Written instruction =>
Provide only the number of lines in the data below that contain the word "with".

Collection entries
□ □ □ □ □

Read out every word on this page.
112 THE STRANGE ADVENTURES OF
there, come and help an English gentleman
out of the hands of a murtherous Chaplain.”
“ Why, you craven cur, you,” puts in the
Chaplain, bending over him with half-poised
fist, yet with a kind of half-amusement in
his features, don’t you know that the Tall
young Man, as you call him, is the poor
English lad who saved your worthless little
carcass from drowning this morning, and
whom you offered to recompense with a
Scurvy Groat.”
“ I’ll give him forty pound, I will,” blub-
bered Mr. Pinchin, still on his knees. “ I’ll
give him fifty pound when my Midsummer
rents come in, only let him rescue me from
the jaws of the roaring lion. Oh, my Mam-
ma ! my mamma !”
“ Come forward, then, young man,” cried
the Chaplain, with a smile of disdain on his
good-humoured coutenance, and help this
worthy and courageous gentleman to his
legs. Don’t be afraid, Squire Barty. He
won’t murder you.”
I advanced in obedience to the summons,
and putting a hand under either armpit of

□ □ □ □ □

Answer below =>
4